Your task is to output the entries below word for word.

[Entries from a dataset]
++++

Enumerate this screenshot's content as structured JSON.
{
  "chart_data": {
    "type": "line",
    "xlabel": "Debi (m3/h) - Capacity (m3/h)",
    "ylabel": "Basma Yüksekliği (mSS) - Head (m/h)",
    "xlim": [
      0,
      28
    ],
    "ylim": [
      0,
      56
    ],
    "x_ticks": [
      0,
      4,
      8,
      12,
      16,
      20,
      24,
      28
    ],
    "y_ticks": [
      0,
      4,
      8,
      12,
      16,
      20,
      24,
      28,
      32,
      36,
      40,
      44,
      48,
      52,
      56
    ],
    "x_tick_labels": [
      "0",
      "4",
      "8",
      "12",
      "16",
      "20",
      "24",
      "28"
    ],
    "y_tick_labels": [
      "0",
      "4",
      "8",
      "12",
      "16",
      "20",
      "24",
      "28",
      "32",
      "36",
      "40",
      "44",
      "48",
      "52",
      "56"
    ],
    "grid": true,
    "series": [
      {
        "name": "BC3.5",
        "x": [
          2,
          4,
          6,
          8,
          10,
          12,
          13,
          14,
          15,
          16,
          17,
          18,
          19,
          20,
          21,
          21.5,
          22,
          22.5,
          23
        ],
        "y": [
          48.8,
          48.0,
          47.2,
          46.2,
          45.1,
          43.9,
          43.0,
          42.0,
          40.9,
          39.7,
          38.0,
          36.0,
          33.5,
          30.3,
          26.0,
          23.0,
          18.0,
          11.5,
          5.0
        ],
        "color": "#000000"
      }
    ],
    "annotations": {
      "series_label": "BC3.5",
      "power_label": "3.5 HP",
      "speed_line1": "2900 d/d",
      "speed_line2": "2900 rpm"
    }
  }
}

++++

## Response to the exercise
Enumerate this screenshot's content as structured JSON.
{
  "chart_data": {
    "type": "line",
    "xlabel": "Debi (m3/h) - Capacity (m3/h)",
    "ylabel": "Basma Yüksekliği (mSS) - Head (m/h)",
    "xlim": [
      0,
      28
    ],
    "ylim": [
      0,
      56
    ],
    "x_ticks": [
      0,
      4,
      8,
      12,
      16,
      20,
      24,
      28
    ],
    "y_ticks": [
      0,
      4,
      8,
      12,
      16,
      20,
      24,
      28,
      32,
      36,
      40,
      44,
      48,
      52,
      56
    ],
    "x_tick_labels": [
      "0",
      "4",
      "8",
      "12",
      "16",
      "20",
      "24",
      "28"
    ],
    "y_tick_labels": [
      "0",
      "4",
      "8",
      "12",
      "16",
      "20",
      "24",
      "28",
      "32",
      "36",
      "40",
      "44",
      "48",
      "52",
      "56"
    ],
    "grid": true,
    "series": [
      {
        "name": "BC3.5",
        "x": [
          2,
          4,
          6,
          8,
          10,
          12,
          13,
          14,
          15,
          16,
          17,
          18,
          19,
          20,
          21,
          21.5,
          22,
          22.5,
          23
        ],
        "y": [
          48.8,
          48.0,
          47.2,
          46.2,
          45.1,
          43.9,
          43.0,
          42.0,
          40.9,
          39.7,
          38.0,
          36.0,
          33.5,
          30.3,
          26.0,
          23.0,
          18.0,
          11.5,
          5.0
        ],
        "color": "#000000"
      }
    ],
    "annotations": {
      "series_label": "BC3.5",
      "power_label": "3.5 HP",
      "speed_line1": "2900 d/d",
      "speed_line2": "2900 rpm"
    }
  }
}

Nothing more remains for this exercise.